### SHORT EXERCISE
Each record must be reproduced exactly as it is shown.

### MATERIAL TO PROCESS
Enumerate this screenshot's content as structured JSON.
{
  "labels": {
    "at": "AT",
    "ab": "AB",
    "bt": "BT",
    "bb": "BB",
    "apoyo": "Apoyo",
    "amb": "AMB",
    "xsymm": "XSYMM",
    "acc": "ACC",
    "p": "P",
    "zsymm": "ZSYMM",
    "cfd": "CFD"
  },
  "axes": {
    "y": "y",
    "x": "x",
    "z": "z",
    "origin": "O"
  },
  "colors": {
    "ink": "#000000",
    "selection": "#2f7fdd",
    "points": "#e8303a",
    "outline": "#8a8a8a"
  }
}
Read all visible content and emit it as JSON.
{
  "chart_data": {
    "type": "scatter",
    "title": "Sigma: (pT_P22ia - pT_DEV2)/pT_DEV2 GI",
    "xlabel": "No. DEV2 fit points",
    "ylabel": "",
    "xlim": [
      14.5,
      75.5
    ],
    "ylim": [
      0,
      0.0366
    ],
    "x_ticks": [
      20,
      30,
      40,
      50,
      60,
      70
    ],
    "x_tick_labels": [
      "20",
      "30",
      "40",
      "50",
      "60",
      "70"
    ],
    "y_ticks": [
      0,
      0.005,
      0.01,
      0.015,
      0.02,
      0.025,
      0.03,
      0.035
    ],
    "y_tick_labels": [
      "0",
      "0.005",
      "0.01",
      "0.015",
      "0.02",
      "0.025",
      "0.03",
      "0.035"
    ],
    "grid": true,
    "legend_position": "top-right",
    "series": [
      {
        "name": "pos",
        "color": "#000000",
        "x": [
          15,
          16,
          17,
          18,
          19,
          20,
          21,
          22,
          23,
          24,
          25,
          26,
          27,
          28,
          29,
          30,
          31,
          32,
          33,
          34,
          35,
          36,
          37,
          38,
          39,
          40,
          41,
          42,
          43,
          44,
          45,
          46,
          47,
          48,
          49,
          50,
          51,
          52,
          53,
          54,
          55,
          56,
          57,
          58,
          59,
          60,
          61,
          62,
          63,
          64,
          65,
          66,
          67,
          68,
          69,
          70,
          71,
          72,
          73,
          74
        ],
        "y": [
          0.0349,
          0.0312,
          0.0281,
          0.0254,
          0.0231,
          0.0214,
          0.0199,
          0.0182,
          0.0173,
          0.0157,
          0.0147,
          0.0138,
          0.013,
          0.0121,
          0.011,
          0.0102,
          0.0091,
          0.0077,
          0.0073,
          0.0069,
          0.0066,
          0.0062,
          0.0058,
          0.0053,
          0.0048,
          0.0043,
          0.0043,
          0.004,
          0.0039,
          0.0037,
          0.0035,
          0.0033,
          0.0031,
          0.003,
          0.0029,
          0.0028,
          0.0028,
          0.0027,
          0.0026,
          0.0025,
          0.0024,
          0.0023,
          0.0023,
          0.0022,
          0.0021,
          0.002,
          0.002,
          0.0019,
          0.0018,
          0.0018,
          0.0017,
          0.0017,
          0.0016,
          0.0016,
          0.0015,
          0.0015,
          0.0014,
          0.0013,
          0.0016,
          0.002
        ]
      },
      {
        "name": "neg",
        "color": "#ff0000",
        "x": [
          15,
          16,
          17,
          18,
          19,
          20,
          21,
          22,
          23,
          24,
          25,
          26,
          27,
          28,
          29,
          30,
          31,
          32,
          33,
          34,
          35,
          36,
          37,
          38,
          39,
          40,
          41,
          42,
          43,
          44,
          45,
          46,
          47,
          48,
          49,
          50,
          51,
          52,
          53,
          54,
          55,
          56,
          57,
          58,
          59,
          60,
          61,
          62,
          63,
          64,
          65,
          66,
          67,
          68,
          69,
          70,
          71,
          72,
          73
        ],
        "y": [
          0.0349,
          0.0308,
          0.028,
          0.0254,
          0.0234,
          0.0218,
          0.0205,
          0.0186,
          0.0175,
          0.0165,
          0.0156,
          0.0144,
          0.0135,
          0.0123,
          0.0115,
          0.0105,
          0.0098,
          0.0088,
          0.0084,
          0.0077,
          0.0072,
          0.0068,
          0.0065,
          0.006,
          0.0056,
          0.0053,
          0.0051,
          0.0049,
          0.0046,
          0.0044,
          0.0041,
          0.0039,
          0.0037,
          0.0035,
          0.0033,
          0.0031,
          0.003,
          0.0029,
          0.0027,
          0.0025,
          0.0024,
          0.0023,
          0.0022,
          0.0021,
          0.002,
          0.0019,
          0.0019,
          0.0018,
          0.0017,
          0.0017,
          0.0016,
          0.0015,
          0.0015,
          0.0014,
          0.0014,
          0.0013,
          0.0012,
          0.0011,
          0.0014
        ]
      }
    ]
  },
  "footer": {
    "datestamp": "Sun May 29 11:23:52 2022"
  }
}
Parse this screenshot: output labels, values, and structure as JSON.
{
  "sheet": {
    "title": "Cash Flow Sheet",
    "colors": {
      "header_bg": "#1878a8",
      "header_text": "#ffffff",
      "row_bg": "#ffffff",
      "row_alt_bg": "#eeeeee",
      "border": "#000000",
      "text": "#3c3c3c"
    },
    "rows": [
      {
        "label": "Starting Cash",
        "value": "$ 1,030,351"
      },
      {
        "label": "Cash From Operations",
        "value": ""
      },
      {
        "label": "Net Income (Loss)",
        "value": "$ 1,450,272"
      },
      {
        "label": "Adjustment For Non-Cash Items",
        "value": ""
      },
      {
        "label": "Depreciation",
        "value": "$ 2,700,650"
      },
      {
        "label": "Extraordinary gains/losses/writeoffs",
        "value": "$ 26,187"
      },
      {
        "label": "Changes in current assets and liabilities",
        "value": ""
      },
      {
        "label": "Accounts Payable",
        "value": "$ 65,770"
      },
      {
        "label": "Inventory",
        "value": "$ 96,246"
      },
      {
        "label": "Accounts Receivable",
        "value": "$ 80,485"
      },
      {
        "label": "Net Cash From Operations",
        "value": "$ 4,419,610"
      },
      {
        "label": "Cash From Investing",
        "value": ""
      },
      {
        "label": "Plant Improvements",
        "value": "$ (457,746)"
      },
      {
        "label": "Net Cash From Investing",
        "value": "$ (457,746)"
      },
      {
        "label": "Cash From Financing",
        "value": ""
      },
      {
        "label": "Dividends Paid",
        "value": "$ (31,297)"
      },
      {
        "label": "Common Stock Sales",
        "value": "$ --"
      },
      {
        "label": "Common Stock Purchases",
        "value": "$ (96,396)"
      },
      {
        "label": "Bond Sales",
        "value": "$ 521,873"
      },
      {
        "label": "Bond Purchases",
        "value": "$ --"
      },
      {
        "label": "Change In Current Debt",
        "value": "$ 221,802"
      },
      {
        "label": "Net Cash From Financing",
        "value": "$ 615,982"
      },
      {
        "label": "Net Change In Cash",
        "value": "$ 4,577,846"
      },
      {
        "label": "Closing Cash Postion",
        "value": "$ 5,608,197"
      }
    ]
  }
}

### WRITTEN ANSWER
Enumerate this screenshot's content as structured JSON.
{
  "labels": {
    "at": "AT",
    "ab": "AB",
    "bt": "BT",
    "bb": "BB",
    "apoyo": "Apoyo",
    "amb": "AMB",
    "xsymm": "XSYMM",
    "acc": "ACC",
    "p": "P",
    "zsymm": "ZSYMM",
    "cfd": "CFD"
  },
  "axes": {
    "y": "y",
    "x": "x",
    "z": "z",
    "origin": "O"
  },
  "colors": {
    "ink": "#000000",
    "selection": "#2f7fdd",
    "points": "#e8303a",
    "outline": "#8a8a8a"
  }
}
Read all visible content and emit it as JSON.
{
  "chart_data": {
    "type": "scatter",
    "title": "Sigma: (pT_P22ia - pT_DEV2)/pT_DEV2 GI",
    "xlabel": "No. DEV2 fit points",
    "ylabel": "",
    "xlim": [
      14.5,
      75.5
    ],
    "ylim": [
      0,
      0.0366
    ],
    "x_ticks": [
      20,
      30,
      40,
      50,
      60,
      70
    ],
    "x_tick_labels": [
      "20",
      "30",
      "40",
      "50",
      "60",
      "70"
    ],
    "y_ticks": [
      0,
      0.005,
      0.01,
      0.015,
      0.02,
      0.025,
      0.03,
      0.035
    ],
    "y_tick_labels": [
      "0",
      "0.005",
      "0.01",
      "0.015",
      "0.02",
      "0.025",
      "0.03",
      "0.035"
    ],
    "grid": true,
    "legend_position": "top-right",
    "series": [
      {
        "name": "pos",
        "color": "#000000",
        "x": [
          15,
          16,
          17,
          18,
          19,
          20,
          21,
          22,
          23,
          24,
          25,
          26,
          27,
          28,
          29,
          30,
          31,
          32,
          33,
          34,
          35,
          36,
          37,
          38,
          39,
          40,
          41,
          42,
          43,
          44,
          45,
          46,
          47,
          48,
          49,
          50,
          51,
          52,
          53,
          54,
          55,
          56,
          57,
          58,
          59,
          60,
          61,
          62,
          63,
          64,
          65,
          66,
          67,
          68,
          69,
          70,
          71,
          72,
          73,
          74
        ],
        "y": [
          0.0349,
          0.0312,
          0.0281,
          0.0254,
          0.0231,
          0.0214,
          0.0199,
          0.0182,
          0.0173,
          0.0157,
          0.0147,
          0.0138,
          0.013,
          0.0121,
          0.011,
          0.0102,
          0.0091,
          0.0077,
          0.0073,
          0.0069,
          0.0066,
          0.0062,
          0.0058,
          0.0053,
          0.0048,
          0.0043,
          0.0043,
          0.004,
          0.0039,
          0.0037,
          0.0035,
          0.0033,
          0.0031,
          0.003,
          0.0029,
          0.0028,
          0.0028,
          0.0027,
          0.0026,
          0.0025,
          0.0024,
          0.0023,
          0.0023,
          0.0022,
          0.0021,
          0.002,
          0.002,
          0.0019,
          0.0018,
          0.0018,
          0.0017,
          0.0017,
          0.0016,
          0.0016,
          0.0015,
          0.0015,
          0.0014,
          0.0013,
          0.0016,
          0.002
        ]
      },
      {
        "name": "neg",
        "color": "#ff0000",
        "x": [
          15,
          16,
          17,
          18,
          19,
          20,
          21,
          22,
          23,
          24,
          25,
          26,
          27,
          28,
          29,
          30,
          31,
          32,
          33,
          34,
          35,
          36,
          37,
          38,
          39,
          40,
          41,
          42,
          43,
          44,
          45,
          46,
          47,
          48,
          49,
          50,
          51,
          52,
          53,
          54,
          55,
          56,
          57,
          58,
          59,
          60,
          61,
          62,
          63,
          64,
          65,
          66,
          67,
          68,
          69,
          70,
          71,
          72,
          73
        ],
        "y": [
          0.0349,
          0.0308,
          0.028,
          0.0254,
          0.0234,
          0.0218,
          0.0205,
          0.0186,
          0.0175,
          0.0165,
          0.0156,
          0.0144,
          0.0135,
          0.0123,
          0.0115,
          0.0105,
          0.0098,
          0.0088,
          0.0084,
          0.0077,
          0.0072,
          0.0068,
          0.0065,
          0.006,
          0.0056,
          0.0053,
          0.0051,
          0.0049,
          0.0046,
          0.0044,
          0.0041,
          0.0039,
          0.0037,
          0.0035,
          0.0033,
          0.0031,
          0.003,
          0.0029,
          0.0027,
          0.0025,
          0.0024,
          0.0023,
          0.0022,
          0.0021,
          0.002,
          0.0019,
          0.0019,
          0.0018,
          0.0017,
          0.0017,
          0.0016,
          0.0015,
          0.0015,
          0.0014,
          0.0014,
          0.0013,
          0.0012,
          0.0011,
          0.0014
        ]
      }
    ]
  },
  "footer": {
    "datestamp": "Sun May 29 11:23:52 2022"
  }
}
Parse this screenshot: output labels, values, and structure as JSON.
{
  "sheet": {
    "title": "Cash Flow Sheet",
    "colors": {
      "header_bg": "#1878a8",
      "header_text": "#ffffff",
      "row_bg": "#ffffff",
      "row_alt_bg": "#eeeeee",
      "border": "#000000",
      "text": "#3c3c3c"
    },
    "rows": [
      {
        "label": "Starting Cash",
        "value": "$ 1,030,351"
      },
      {
        "label": "Cash From Operations",
        "value": ""
      },
      {
        "label": "Net Income (Loss)",
        "value": "$ 1,450,272"
      },
      {
        "label": "Adjustment For Non-Cash Items",
        "value": ""
      },
      {
        "label": "Depreciation",
        "value": "$ 2,700,650"
      },
      {
        "label": "Extraordinary gains/losses/writeoffs",
        "value": "$ 26,187"
      },
      {
        "label": "Changes in current assets and liabilities",
        "value": ""
      },
      {
        "label": "Accounts Payable",
        "value": "$ 65,770"
      },
      {
        "label": "Inventory",
        "value": "$ 96,246"
      },
      {
        "label": "Accounts Receivable",
        "value": "$ 80,485"
      },
      {
        "label": "Net Cash From Operations",
        "value": "$ 4,419,610"
      },
      {
        "label": "Cash From Investing",
        "value": ""
      },
      {
        "label": "Plant Improvements",
        "value": "$ (457,746)"
      },
      {
        "label": "Net Cash From Investing",
        "value": "$ (457,746)"
      },
      {
        "label": "Cash From Financing",
        "value": ""
      },
      {
        "label": "Dividends Paid",
        "value": "$ (31,297)"
      },
      {
        "label": "Common Stock Sales",
        "value": "$ --"
      },
      {
        "label": "Common Stock Purchases",
        "value": "$ (96,396)"
      },
      {
        "label": "Bond Sales",
        "value": "$ 521,873"
      },
      {
        "label": "Bond Purchases",
        "value": "$ --"
      },
      {
        "label": "Change In Current Debt",
        "value": "$ 221,802"
      },
      {
        "label": "Net Cash From Financing",
        "value": "$ 615,982"
      },
      {
        "label": "Net Change In Cash",
        "value": "$ 4,577,846"
      },
      {
        "label": "Closing Cash Postion",
        "value": "$ 5,608,197"
      }
    ]
  }
}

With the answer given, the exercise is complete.